## [Problem details]
Restate each entry word for word, leaving nothing out.

Extracted data entries:
* start *

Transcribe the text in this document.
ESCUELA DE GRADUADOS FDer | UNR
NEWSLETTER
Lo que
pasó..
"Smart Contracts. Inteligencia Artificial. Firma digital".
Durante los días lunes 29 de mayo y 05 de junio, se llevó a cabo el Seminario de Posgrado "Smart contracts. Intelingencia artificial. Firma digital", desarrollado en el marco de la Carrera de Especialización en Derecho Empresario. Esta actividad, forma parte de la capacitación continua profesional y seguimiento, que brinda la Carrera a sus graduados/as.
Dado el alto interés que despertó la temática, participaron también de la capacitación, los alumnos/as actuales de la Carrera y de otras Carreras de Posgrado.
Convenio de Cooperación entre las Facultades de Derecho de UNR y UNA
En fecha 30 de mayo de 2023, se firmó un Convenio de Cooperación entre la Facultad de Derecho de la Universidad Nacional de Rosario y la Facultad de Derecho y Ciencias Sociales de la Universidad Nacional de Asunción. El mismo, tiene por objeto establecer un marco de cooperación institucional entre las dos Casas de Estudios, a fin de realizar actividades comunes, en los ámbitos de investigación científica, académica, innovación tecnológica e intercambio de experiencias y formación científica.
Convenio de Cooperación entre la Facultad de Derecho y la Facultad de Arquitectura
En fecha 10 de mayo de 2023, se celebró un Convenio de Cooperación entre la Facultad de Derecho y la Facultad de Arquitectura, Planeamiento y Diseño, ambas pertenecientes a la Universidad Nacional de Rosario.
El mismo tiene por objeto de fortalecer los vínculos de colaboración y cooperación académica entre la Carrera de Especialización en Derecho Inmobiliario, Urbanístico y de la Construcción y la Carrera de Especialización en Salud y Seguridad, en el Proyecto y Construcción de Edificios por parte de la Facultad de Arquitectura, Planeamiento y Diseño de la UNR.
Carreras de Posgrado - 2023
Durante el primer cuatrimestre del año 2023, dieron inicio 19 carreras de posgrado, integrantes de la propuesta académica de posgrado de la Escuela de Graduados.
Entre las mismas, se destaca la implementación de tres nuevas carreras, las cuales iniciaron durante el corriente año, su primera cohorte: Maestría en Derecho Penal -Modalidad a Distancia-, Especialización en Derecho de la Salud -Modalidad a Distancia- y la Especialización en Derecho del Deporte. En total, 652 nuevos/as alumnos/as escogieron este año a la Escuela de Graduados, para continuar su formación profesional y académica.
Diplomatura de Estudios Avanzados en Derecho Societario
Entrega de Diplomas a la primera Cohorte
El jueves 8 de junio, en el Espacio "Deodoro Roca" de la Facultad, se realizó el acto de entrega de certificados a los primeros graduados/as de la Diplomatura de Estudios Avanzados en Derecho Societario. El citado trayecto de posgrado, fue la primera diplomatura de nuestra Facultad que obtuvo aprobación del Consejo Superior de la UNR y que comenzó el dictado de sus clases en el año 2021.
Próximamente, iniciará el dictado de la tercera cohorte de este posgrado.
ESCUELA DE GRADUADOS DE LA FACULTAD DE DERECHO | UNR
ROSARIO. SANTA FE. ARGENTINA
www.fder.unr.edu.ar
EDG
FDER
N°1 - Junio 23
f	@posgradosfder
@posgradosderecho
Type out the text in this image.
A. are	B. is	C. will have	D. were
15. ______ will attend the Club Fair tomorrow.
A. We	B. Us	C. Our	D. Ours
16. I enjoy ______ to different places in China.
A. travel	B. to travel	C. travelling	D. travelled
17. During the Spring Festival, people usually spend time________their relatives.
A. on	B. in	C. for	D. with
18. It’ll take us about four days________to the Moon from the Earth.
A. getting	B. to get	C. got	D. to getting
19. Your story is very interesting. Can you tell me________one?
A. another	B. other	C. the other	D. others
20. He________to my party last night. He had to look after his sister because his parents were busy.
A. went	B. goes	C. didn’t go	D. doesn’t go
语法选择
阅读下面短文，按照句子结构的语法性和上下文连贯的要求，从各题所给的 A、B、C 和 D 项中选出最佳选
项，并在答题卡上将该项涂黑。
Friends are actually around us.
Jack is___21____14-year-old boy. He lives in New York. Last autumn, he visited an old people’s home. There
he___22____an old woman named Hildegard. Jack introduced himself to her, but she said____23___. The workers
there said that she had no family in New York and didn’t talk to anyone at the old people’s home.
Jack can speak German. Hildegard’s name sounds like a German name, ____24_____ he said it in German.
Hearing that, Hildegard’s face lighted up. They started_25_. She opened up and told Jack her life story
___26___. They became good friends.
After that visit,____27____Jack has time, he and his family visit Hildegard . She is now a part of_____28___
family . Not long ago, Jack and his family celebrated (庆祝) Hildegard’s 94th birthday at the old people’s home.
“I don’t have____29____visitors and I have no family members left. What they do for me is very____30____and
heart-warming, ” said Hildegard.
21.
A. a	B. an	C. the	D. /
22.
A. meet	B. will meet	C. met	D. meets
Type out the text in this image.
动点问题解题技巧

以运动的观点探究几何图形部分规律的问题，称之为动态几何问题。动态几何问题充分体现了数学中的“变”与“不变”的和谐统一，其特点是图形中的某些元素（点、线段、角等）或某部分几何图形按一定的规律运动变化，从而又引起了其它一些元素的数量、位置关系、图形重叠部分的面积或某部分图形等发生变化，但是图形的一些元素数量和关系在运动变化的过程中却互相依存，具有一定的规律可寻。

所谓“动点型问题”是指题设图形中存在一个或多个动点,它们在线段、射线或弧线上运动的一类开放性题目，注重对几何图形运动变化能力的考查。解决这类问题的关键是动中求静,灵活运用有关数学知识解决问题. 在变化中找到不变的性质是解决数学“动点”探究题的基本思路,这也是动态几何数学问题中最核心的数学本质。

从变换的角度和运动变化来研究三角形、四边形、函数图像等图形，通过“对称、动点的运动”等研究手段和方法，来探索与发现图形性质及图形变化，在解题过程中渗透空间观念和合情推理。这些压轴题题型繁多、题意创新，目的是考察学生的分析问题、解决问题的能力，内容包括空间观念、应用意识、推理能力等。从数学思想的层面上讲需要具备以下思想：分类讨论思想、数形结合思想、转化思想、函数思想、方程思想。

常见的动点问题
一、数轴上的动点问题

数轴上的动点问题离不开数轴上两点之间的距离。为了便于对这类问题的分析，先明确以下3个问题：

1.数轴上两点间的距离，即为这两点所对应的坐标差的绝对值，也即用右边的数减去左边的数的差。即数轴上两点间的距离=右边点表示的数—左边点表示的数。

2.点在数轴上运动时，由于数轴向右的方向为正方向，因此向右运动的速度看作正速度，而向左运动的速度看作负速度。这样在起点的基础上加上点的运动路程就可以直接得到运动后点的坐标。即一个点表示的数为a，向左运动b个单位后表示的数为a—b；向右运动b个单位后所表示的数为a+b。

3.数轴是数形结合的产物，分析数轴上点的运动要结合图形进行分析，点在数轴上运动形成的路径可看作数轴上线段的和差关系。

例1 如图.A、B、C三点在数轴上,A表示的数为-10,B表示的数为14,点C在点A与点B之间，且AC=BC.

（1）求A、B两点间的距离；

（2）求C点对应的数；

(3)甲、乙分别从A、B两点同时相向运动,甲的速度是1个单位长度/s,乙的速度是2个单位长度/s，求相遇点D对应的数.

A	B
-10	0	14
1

* end *

## [Solution to the problem]
Transcribe the text in this document.
ESCUELA DE GRADUADOS FDer | UNR
NEWSLETTER
Lo que
pasó..
"Smart Contracts. Inteligencia Artificial. Firma digital".
Durante los días lunes 29 de mayo y 05 de junio, se llevó a cabo el Seminario de Posgrado "Smart contracts. Intelingencia artificial. Firma digital", desarrollado en el marco de la Carrera de Especialización en Derecho Empresario. Esta actividad, forma parte de la capacitación continua profesional y seguimiento, que brinda la Carrera a sus graduados/as.
Dado el alto interés que despertó la temática, participaron también de la capacitación, los alumnos/as actuales de la Carrera y de otras Carreras de Posgrado.
Convenio de Cooperación entre las Facultades de Derecho de UNR y UNA
En fecha 30 de mayo de 2023, se firmó un Convenio de Cooperación entre la Facultad de Derecho de la Universidad Nacional de Rosario y la Facultad de Derecho y Ciencias Sociales de la Universidad Nacional de Asunción. El mismo, tiene por objeto establecer un marco de cooperación institucional entre las dos Casas de Estudios, a fin de realizar actividades comunes, en los ámbitos de investigación científica, académica, innovación tecnológica e intercambio de experiencias y formación científica.
Convenio de Cooperación entre la Facultad de Derecho y la Facultad de Arquitectura
En fecha 10 de mayo de 2023, se celebró un Convenio de Cooperación entre la Facultad de Derecho y la Facultad de Arquitectura, Planeamiento y Diseño, ambas pertenecientes a la Universidad Nacional de Rosario.
El mismo tiene por objeto de fortalecer los vínculos de colaboración y cooperación académica entre la Carrera de Especialización en Derecho Inmobiliario, Urbanístico y de la Construcción y la Carrera de Especialización en Salud y Seguridad, en el Proyecto y Construcción de Edificios por parte de la Facultad de Arquitectura, Planeamiento y Diseño de la UNR.
Carreras de Posgrado - 2023
Durante el primer cuatrimestre del año 2023, dieron inicio 19 carreras de posgrado, integrantes de la propuesta académica de posgrado de la Escuela de Graduados.
Entre las mismas, se destaca la implementación de tres nuevas carreras, las cuales iniciaron durante el corriente año, su primera cohorte: Maestría en Derecho Penal -Modalidad a Distancia-, Especialización en Derecho de la Salud -Modalidad a Distancia- y la Especialización en Derecho del Deporte. En total, 652 nuevos/as alumnos/as escogieron este año a la Escuela de Graduados, para continuar su formación profesional y académica.
Diplomatura de Estudios Avanzados en Derecho Societario
Entrega de Diplomas a la primera Cohorte
El jueves 8 de junio, en el Espacio "Deodoro Roca" de la Facultad, se realizó el acto de entrega de certificados a los primeros graduados/as de la Diplomatura de Estudios Avanzados en Derecho Societario. El citado trayecto de posgrado, fue la primera diplomatura de nuestra Facultad que obtuvo aprobación del Consejo Superior de la UNR y que comenzó el dictado de sus clases en el año 2021.
Próximamente, iniciará el dictado de la tercera cohorte de este posgrado.
ESCUELA DE GRADUADOS DE LA FACULTAD DE DERECHO | UNR
ROSARIO. SANTA FE. ARGENTINA
www.fder.unr.edu.ar
EDG
FDER
N°1 - Junio 23
f	@posgradosfder
@posgradosderecho
Type out the text in this image.
A. are	B. is	C. will have	D. were
15. ______ will attend the Club Fair tomorrow.
A. We	B. Us	C. Our	D. Ours
16. I enjoy ______ to different places in China.
A. travel	B. to travel	C. travelling	D. travelled
17. During the Spring Festival, people usually spend time________their relatives.
A. on	B. in	C. for	D. with
18. It’ll take us about four days________to the Moon from the Earth.
A. getting	B. to get	C. got	D. to getting
19. Your story is very interesting. Can you tell me________one?
A. another	B. other	C. the other	D. others
20. He________to my party last night. He had to look after his sister because his parents were busy.
A. went	B. goes	C. didn’t go	D. doesn’t go
语法选择
阅读下面短文，按照句子结构的语法性和上下文连贯的要求，从各题所给的 A、B、C 和 D 项中选出最佳选
项，并在答题卡上将该项涂黑。
Friends are actually around us.
Jack is___21____14-year-old boy. He lives in New York. Last autumn, he visited an old people’s home. There
he___22____an old woman named Hildegard. Jack introduced himself to her, but she said____23___. The workers
there said that she had no family in New York and didn’t talk to anyone at the old people’s home.
Jack can speak German. Hildegard’s name sounds like a German name, ____24_____ he said it in German.
Hearing that, Hildegard’s face lighted up. They started_25_. She opened up and told Jack her life story
___26___. They became good friends.
After that visit,____27____Jack has time, he and his family visit Hildegard . She is now a part of_____28___
family . Not long ago, Jack and his family celebrated (庆祝) Hildegard’s 94th birthday at the old people’s home.
“I don’t have____29____visitors and I have no family members left. What they do for me is very____30____and
heart-warming, ” said Hildegard.
21.
A. a	B. an	C. the	D. /
22.
A. meet	B. will meet	C. met	D. meets
Type out the text in this image.
动点问题解题技巧

以运动的观点探究几何图形部分规律的问题，称之为动态几何问题。动态几何问题充分体现了数学中的“变”与“不变”的和谐统一，其特点是图形中的某些元素（点、线段、角等）或某部分几何图形按一定的规律运动变化，从而又引起了其它一些元素的数量、位置关系、图形重叠部分的面积或某部分图形等发生变化，但是图形的一些元素数量和关系在运动变化的过程中却互相依存，具有一定的规律可寻。

所谓“动点型问题”是指题设图形中存在一个或多个动点,它们在线段、射线或弧线上运动的一类开放性题目，注重对几何图形运动变化能力的考查。解决这类问题的关键是动中求静,灵活运用有关数学知识解决问题. 在变化中找到不变的性质是解决数学“动点”探究题的基本思路,这也是动态几何数学问题中最核心的数学本质。

从变换的角度和运动变化来研究三角形、四边形、函数图像等图形，通过“对称、动点的运动”等研究手段和方法，来探索与发现图形性质及图形变化，在解题过程中渗透空间观念和合情推理。这些压轴题题型繁多、题意创新，目的是考察学生的分析问题、解决问题的能力，内容包括空间观念、应用意识、推理能力等。从数学思想的层面上讲需要具备以下思想：分类讨论思想、数形结合思想、转化思想、函数思想、方程思想。

常见的动点问题
一、数轴上的动点问题

数轴上的动点问题离不开数轴上两点之间的距离。为了便于对这类问题的分析，先明确以下3个问题：

1.数轴上两点间的距离，即为这两点所对应的坐标差的绝对值，也即用右边的数减去左边的数的差。即数轴上两点间的距离=右边点表示的数—左边点表示的数。

2.点在数轴上运动时，由于数轴向右的方向为正方向，因此向右运动的速度看作正速度，而向左运动的速度看作负速度。这样在起点的基础上加上点的运动路程就可以直接得到运动后点的坐标。即一个点表示的数为a，向左运动b个单位后表示的数为a—b；向右运动b个单位后所表示的数为a+b。

3.数轴是数形结合的产物，分析数轴上点的运动要结合图形进行分析，点在数轴上运动形成的路径可看作数轴上线段的和差关系。

例1 如图.A、B、C三点在数轴上,A表示的数为-10,B表示的数为14,点C在点A与点B之间，且AC=BC.

（1）求A、B两点间的距离；

（2）求C点对应的数；

(3)甲、乙分别从A、B两点同时相向运动,甲的速度是1个单位长度/s,乙的速度是2个单位长度/s，求相遇点D对应的数.

A	B
-10	0	14
1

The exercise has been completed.